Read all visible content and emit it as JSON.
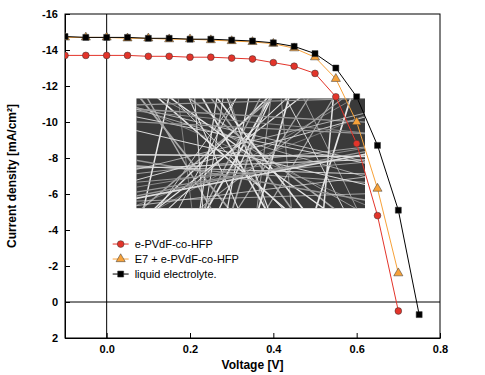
{
  "chart_data": {
    "type": "line",
    "x_label": "Voltage [V]",
    "y_label": "Current density [mA/cm²]",
    "x": [
      -0.1,
      -0.05,
      0,
      0.05,
      0.1,
      0.15,
      0.2,
      0.25,
      0.3,
      0.35,
      0.4,
      0.45,
      0.5,
      0.55,
      0.6,
      0.65,
      0.7,
      0.75
    ],
    "series": [
      {
        "name": "e-PVdF-co-HFP",
        "color": "#e3342a",
        "marker": "circle",
        "values": [
          -13.7,
          -13.7,
          -13.7,
          -13.7,
          -13.65,
          -13.65,
          -13.6,
          -13.6,
          -13.55,
          -13.5,
          -13.3,
          -13.1,
          -12.7,
          -11.4,
          -8.8,
          -4.8,
          0.5,
          null
        ]
      },
      {
        "name": "E7 + e-PVdF-co-HFP",
        "color": "#f7a23a",
        "marker": "triangle",
        "values": [
          -14.7,
          -14.7,
          -14.7,
          -14.65,
          -14.65,
          -14.6,
          -14.6,
          -14.55,
          -14.5,
          -14.45,
          -14.35,
          -14.1,
          -13.6,
          -12.4,
          -10.0,
          -6.3,
          -1.6,
          null
        ]
      },
      {
        "name": "liquid electrolyte.",
        "color": "#000000",
        "marker": "square",
        "values": [
          -14.75,
          -14.7,
          -14.7,
          -14.7,
          -14.65,
          -14.65,
          -14.6,
          -14.6,
          -14.55,
          -14.5,
          -14.4,
          -14.2,
          -13.8,
          -13.0,
          -11.4,
          -8.7,
          -5.1,
          0.7
        ]
      }
    ],
    "xlim": [
      -0.1,
      0.8
    ],
    "ylim": [
      -16,
      2
    ],
    "xticks": [
      {
        "value": 0,
        "label": "0.0"
      },
      0.2,
      0.4,
      0.6,
      0.8
    ],
    "yticks": [
      -16,
      -14,
      -12,
      -10,
      -8,
      -6,
      -4,
      -2,
      0,
      2
    ],
    "legend": "lower left",
    "grid": false
  }
}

=====

**TASK GOAL**
Where a line contains the string "PVdF", extract that line.

**SOLUTION TO THIS PROBLEM**
        "name": "e-PVdF-co-HFP",
        "name": "E7 + e-PVdF-co-HFP",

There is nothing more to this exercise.